_WHAT IS EXPECTED_
Check every line below for the word "mehr" and show those that hold it.

Data excerpts
+++++
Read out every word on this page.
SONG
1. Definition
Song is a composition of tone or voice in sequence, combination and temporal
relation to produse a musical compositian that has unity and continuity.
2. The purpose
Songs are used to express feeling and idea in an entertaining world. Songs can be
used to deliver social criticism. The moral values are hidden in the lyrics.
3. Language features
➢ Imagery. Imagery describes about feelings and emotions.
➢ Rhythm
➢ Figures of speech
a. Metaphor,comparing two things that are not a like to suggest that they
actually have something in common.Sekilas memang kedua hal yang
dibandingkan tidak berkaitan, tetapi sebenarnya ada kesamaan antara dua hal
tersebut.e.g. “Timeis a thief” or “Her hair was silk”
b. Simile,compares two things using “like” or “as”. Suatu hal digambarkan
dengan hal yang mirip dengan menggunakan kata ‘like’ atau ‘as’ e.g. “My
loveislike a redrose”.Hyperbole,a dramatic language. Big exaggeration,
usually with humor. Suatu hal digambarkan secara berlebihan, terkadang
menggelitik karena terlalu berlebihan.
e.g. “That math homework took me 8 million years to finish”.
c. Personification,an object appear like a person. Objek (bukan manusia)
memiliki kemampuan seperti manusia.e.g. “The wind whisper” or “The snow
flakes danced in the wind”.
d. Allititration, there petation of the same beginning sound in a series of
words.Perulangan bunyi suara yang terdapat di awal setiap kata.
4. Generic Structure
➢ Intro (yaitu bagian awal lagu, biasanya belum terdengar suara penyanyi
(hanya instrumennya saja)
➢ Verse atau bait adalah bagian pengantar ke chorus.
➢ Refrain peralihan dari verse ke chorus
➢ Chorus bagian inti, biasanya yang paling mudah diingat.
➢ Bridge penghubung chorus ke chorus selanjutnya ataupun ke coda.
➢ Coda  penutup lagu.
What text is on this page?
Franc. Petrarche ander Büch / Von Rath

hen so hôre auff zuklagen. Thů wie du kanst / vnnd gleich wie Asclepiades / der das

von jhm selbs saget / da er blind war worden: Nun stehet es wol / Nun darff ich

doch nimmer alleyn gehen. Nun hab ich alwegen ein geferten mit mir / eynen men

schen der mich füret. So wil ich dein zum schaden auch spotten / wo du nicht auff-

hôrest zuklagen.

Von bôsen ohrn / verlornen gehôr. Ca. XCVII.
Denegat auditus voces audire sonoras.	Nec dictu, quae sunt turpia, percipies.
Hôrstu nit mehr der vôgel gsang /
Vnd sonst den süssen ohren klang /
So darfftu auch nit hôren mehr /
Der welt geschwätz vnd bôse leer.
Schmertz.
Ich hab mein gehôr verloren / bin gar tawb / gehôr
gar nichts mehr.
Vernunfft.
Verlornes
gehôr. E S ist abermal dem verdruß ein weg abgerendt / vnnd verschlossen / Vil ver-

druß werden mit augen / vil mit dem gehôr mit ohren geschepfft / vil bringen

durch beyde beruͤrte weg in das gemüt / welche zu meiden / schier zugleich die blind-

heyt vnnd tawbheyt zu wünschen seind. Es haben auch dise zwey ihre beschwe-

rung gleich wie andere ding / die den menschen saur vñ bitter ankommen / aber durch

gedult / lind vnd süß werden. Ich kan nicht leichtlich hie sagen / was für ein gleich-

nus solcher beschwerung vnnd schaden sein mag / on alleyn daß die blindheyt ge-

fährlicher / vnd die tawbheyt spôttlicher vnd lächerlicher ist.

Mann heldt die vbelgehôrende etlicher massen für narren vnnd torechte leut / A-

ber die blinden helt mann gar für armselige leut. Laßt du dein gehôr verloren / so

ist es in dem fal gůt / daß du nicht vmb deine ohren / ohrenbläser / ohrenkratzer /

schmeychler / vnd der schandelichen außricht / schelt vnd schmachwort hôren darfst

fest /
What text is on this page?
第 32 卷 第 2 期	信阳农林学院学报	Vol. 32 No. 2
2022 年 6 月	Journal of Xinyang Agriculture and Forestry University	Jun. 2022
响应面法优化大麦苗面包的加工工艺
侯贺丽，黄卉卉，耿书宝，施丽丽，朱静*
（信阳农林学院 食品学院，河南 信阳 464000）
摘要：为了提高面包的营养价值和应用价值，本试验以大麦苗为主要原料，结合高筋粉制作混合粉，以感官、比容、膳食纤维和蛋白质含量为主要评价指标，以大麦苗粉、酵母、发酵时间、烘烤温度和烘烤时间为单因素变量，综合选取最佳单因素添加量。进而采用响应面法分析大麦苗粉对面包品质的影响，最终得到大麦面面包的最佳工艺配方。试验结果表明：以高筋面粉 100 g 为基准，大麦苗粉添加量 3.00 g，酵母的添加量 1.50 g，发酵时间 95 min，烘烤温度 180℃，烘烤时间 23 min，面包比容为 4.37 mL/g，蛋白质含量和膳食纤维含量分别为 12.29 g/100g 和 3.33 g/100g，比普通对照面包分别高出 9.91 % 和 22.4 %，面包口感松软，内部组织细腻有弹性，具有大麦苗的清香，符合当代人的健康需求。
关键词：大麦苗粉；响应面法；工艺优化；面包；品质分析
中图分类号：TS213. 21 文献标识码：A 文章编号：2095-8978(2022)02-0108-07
+++++
_EXERCISE RESPONSE_
Hôrstu nit mehr der vôgel gsang /
So darfftu auch nit hôren mehr /
gar nichts mehr.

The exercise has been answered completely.